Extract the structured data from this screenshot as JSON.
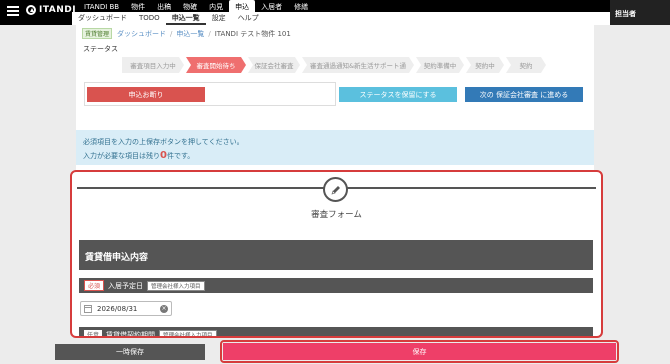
{
  "header": {
    "logo_text": "ITANDI",
    "main_nav": [
      "ITANDI BB",
      "物件",
      "出稿",
      "物確",
      "内見",
      "申込",
      "入居者",
      "修繕"
    ],
    "main_nav_active": "申込",
    "sub_nav": [
      "ダッシュボード",
      "TODO",
      "申込一覧",
      "設定",
      "ヘルプ"
    ],
    "sub_nav_active": "申込一覧",
    "user_label": "担当者"
  },
  "breadcrumb": {
    "tag": "賃貸管理",
    "items": [
      "ダッシュボード",
      "申込一覧",
      "ITANDI テスト物件 101"
    ]
  },
  "status": {
    "label": "ステータス",
    "steps": [
      "審査項目入力中",
      "審査開始待ち",
      "保証会社審査",
      "審査通過通知&新生活サポート通",
      "契約準備中",
      "契約中",
      "契約"
    ],
    "active_step": 1
  },
  "actions": {
    "decline": "申込お断り",
    "hold": "ステータスを保留にする",
    "next": "次の 保証会社審査 に進める"
  },
  "notice": {
    "line1": "必須項目を入力の上保存ボタンを押してください。",
    "line2_prefix": "入力が必要な項目は残り",
    "count": "0",
    "line2_suffix": "件です。"
  },
  "form": {
    "title": "審査フォーム",
    "section_title": "賃貸借申込内容",
    "field1": {
      "required_tag": "必須",
      "label": "入居予定日",
      "mgmt_tag": "管理会社様入力項目",
      "value": "2026/08/31"
    },
    "field2": {
      "optional_tag": "任意",
      "label": "賃貸借契約期間",
      "mgmt_tag": "管理会社様入力項目"
    }
  },
  "footer": {
    "temp_save": "一時保存",
    "save": "保存"
  },
  "colors": {
    "accent_save": "#ee3f68",
    "active_step": "#ef6f6f",
    "highlight_frame": "#d63c3c"
  }
}
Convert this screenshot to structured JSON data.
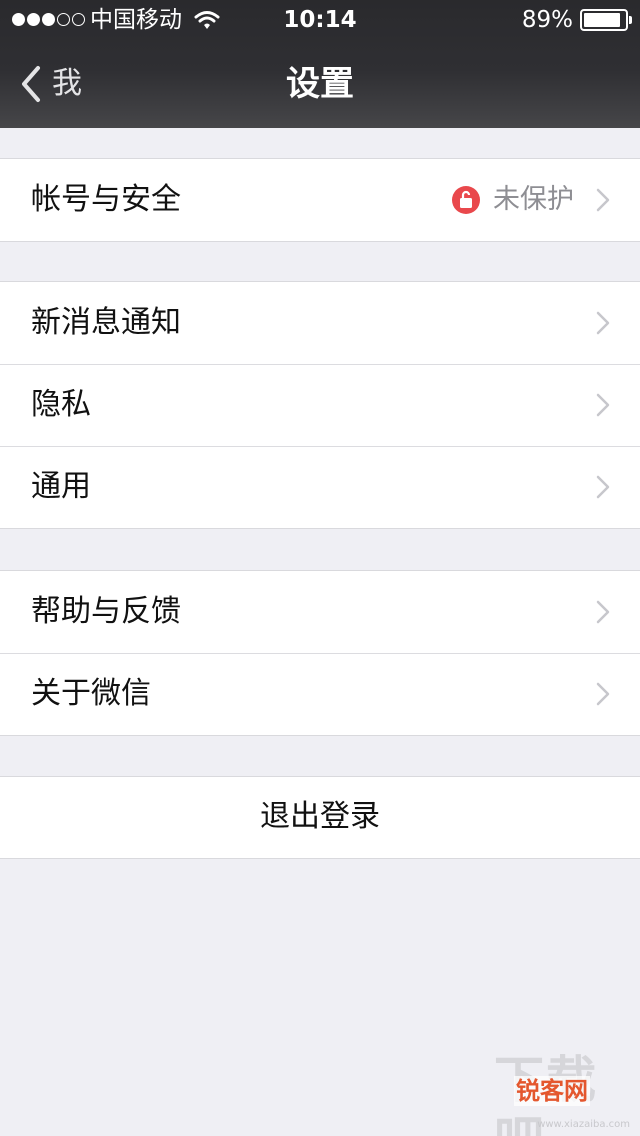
{
  "status_bar": {
    "signal_bars": 3,
    "signal_total": 5,
    "carrier": "中国移动",
    "time": "10:14",
    "battery_percent": "89%",
    "battery_level": 0.89
  },
  "nav": {
    "back_label": "我",
    "title": "设置"
  },
  "groups": [
    {
      "items": [
        {
          "label": "帐号与安全",
          "value": "未保护",
          "icon": "lock-icon",
          "has_arrow": true
        }
      ]
    },
    {
      "items": [
        {
          "label": "新消息通知",
          "has_arrow": true
        },
        {
          "label": "隐私",
          "has_arrow": true
        },
        {
          "label": "通用",
          "has_arrow": true
        }
      ]
    },
    {
      "items": [
        {
          "label": "帮助与反馈",
          "has_arrow": true
        },
        {
          "label": "关于微信",
          "has_arrow": true
        }
      ]
    }
  ],
  "logout_label": "退出登录",
  "watermark": {
    "big": "下载吧",
    "small": "锐客网",
    "url": "www.xiazaiba.com"
  },
  "colors": {
    "background": "#efeff4",
    "navbar": "#2f2f33",
    "unprotected_badge": "#e9484c",
    "secondary_text": "#8e8e93"
  }
}
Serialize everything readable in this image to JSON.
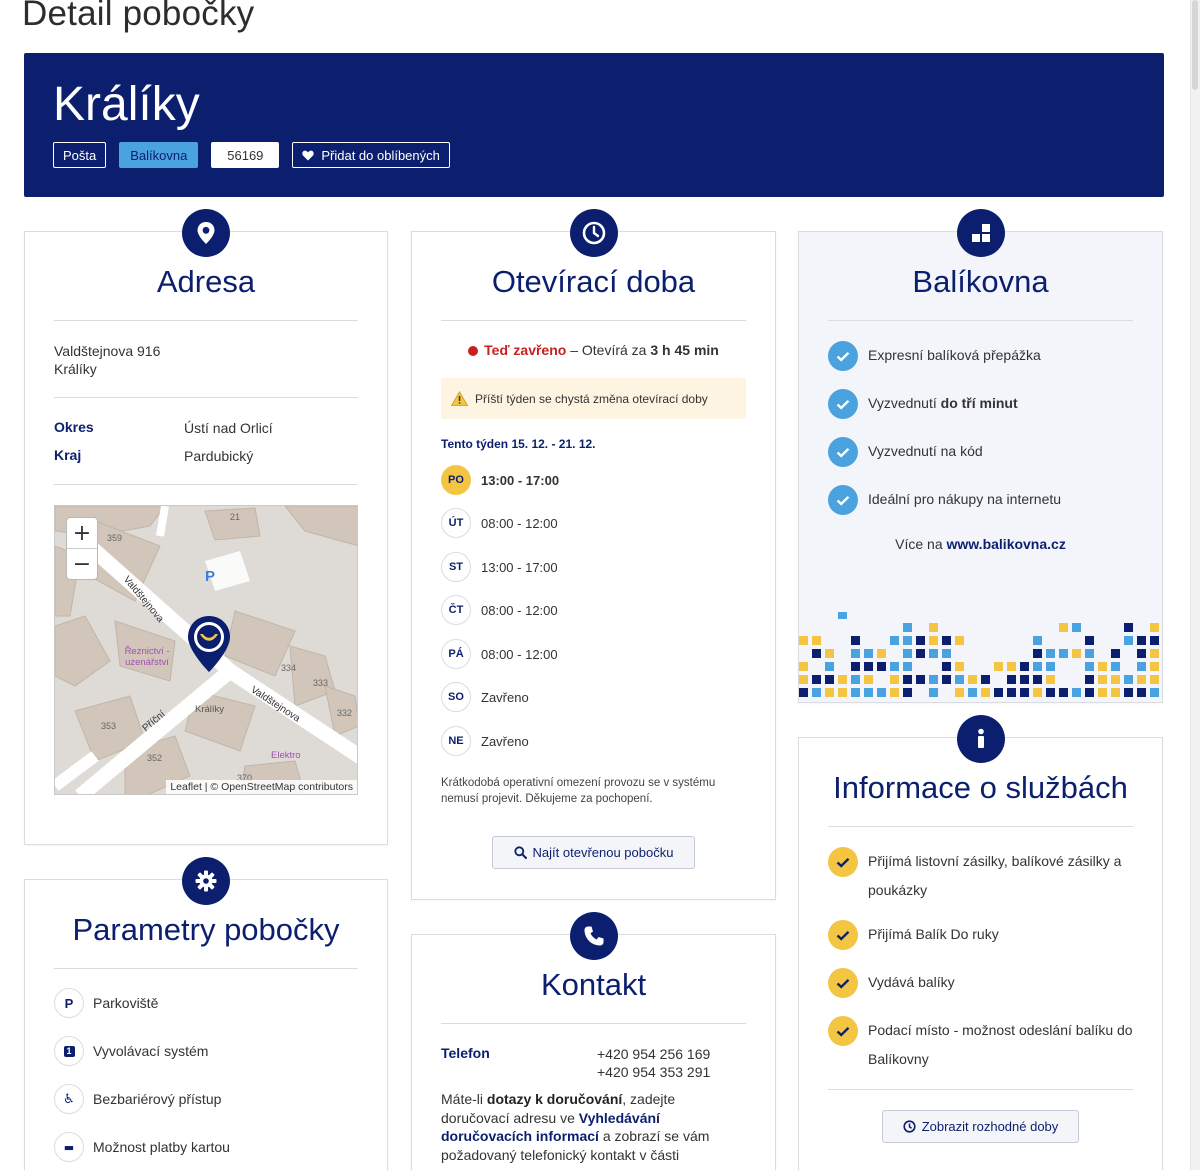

☆ ☆ ☆

- **Short problem**
Transcribe every record above exactly as written, leaving out any pictures.

- **Correct result**
Extract the structured data from this screenshot as JSON.
{
  "header": {
    "logo_text": "ITANDI",
    "main_nav": [
      "ITANDI BB",
      "物件",
      "出稿",
      "物確",
      "内見",
      "申込",
      "入居者",
      "修繕"
    ],
    "main_nav_active": "申込",
    "sub_nav": [
      "ダッシュボード",
      "TODO",
      "申込一覧",
      "設定",
      "ヘルプ"
    ],
    "sub_nav_active": "申込一覧",
    "user_label": "担当者"
  },
  "breadcrumb": {
    "tag": "賃貸管理",
    "items": [
      "ダッシュボード",
      "申込一覧",
      "ITANDI テスト物件 101"
    ]
  },
  "status": {
    "label": "ステータス",
    "steps": [
      "審査項目入力中",
      "審査開始待ち",
      "保証会社審査",
      "審査通過通知&新生活サポート通",
      "契約準備中",
      "契約中",
      "契約"
    ],
    "active_step": 1
  },
  "actions": {
    "decline": "申込お断り",
    "hold": "ステータスを保留にする",
    "next": "次の 保証会社審査 に進める"
  },
  "notice": {
    "line1": "必須項目を入力の上保存ボタンを押してください。",
    "line2_prefix": "入力が必要な項目は残り",
    "count": "0",
    "line2_suffix": "件です。"
  },
  "form": {
    "title": "審査フォーム",
    "section_title": "賃貸借申込内容",
    "field1": {
      "required_tag": "必須",
      "label": "入居予定日",
      "mgmt_tag": "管理会社様入力項目",
      "value": "2026/08/31"
    },
    "field2": {
      "optional_tag": "任意",
      "label": "賃貸借契約期間",
      "mgmt_tag": "管理会社様入力項目"
    }
  },
  "footer": {
    "temp_save": "一時保存",
    "save": "保存"
  },
  "colors": {
    "accent_save": "#ee3f68",
    "active_step": "#ef6f6f",
    "highlight_frame": "#d63c3c"
  }
}
Convert this screenshot to structured JSON data.
{
  "status_bar": {
    "signal_bars": 3,
    "signal_total": 5,
    "carrier": "中国移动",
    "time": "10:14",
    "battery_percent": "89%",
    "battery_level": 0.89
  },
  "nav": {
    "back_label": "我",
    "title": "设置"
  },
  "groups": [
    {
      "items": [
        {
          "label": "帐号与安全",
          "value": "未保护",
          "icon": "lock-icon",
          "has_arrow": true
        }
      ]
    },
    {
      "items": [
        {
          "label": "新消息通知",
          "has_arrow": true
        },
        {
          "label": "隐私",
          "has_arrow": true
        },
        {
          "label": "通用",
          "has_arrow": true
        }
      ]
    },
    {
      "items": [
        {
          "label": "帮助与反馈",
          "has_arrow": true
        },
        {
          "label": "关于微信",
          "has_arrow": true
        }
      ]
    }
  ],
  "logout_label": "退出登录",
  "watermark": {
    "big": "下载吧",
    "small": "锐客网",
    "url": "www.xiazaiba.com"
  },
  "colors": {
    "background": "#efeff4",
    "navbar": "#2f2f33",
    "unprotected_badge": "#e9484c",
    "secondary_text": "#8e8e93"
  }
}
Serialize everything readable in this image to JSON.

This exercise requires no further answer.